_AIM OF THE EXERCISE_:
Extract the text of every entry below exactly; leave images out.

_INFORMATION SUPPLIED_:

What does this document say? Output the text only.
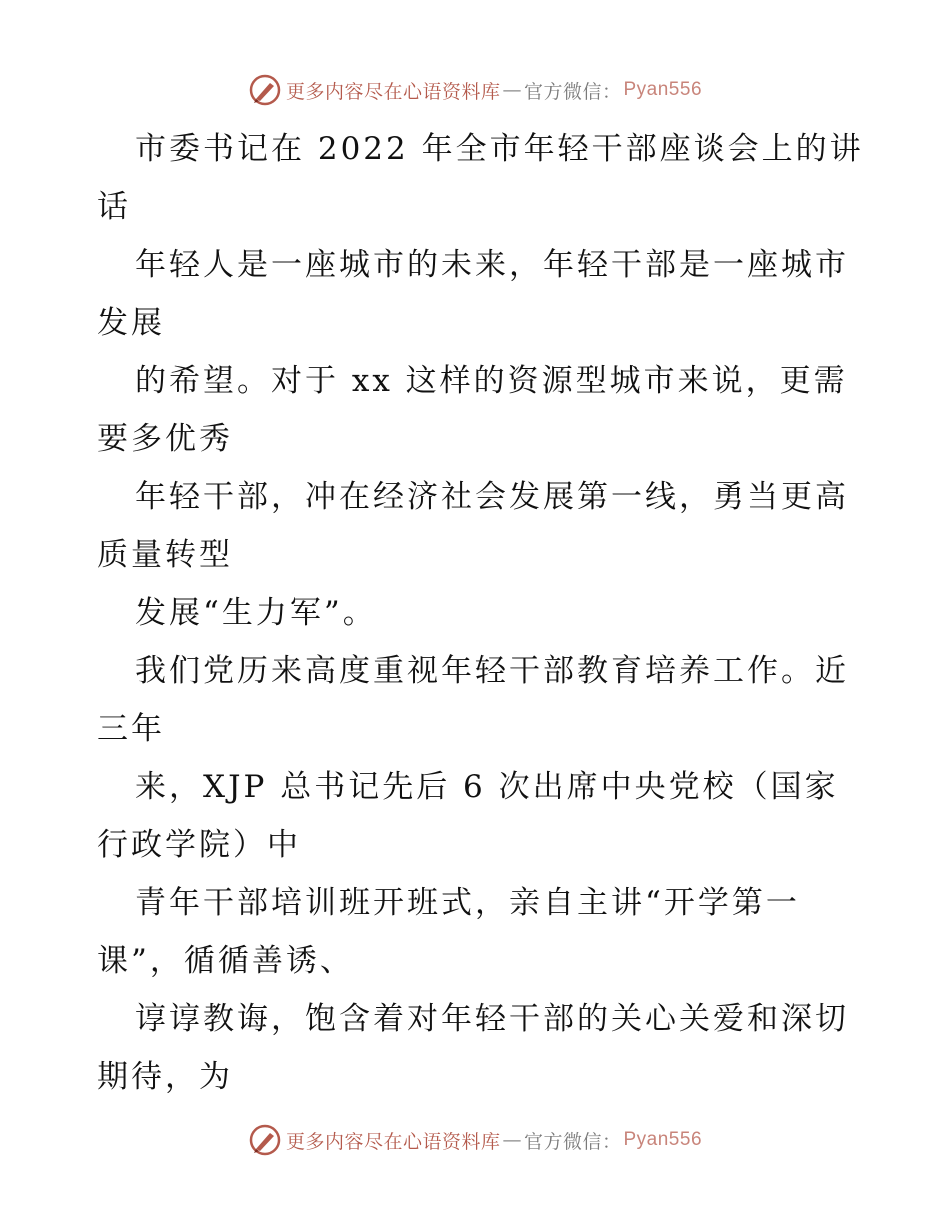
更多内容尽在心语资料库 — 官方微信： Pyan556
市委书记在 2022 年全市年轻干部座谈会上的讲
话
年轻人是一座城市的未来，年轻干部是一座城市
发展
的希望。对于 xx 这样的资源型城市来说，更需
要多优秀
年轻干部，冲在经济社会发展第一线，勇当更高
质量转型
发展“生力军”。
我们党历来高度重视年轻干部教育培养工作。近
三年
来，XJP 总书记先后 6 次出席中央党校（国家
行政学院）中
青年干部培训班开班式，亲自主讲“开学第一
课”，循循善诱、
谆谆教诲，饱含着对年轻干部的关心关爱和深切
期待，为
更多内容尽在心语资料库 — 官方微信： Pyan556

_EXPECTED OUTPUT_:
What does this document say? Output the text only.
更多内容尽在心语资料库 — 官方微信： Pyan556
市委书记在 2022 年全市年轻干部座谈会上的讲
话
年轻人是一座城市的未来，年轻干部是一座城市
发展
的希望。对于 xx 这样的资源型城市来说，更需
要多优秀
年轻干部，冲在经济社会发展第一线，勇当更高
质量转型
发展“生力军”。
我们党历来高度重视年轻干部教育培养工作。近
三年
来，XJP 总书记先后 6 次出席中央党校（国家
行政学院）中
青年干部培训班开班式，亲自主讲“开学第一
课”，循循善诱、
谆谆教诲，饱含着对年轻干部的关心关爱和深切
期待，为
更多内容尽在心语资料库 — 官方微信： Pyan556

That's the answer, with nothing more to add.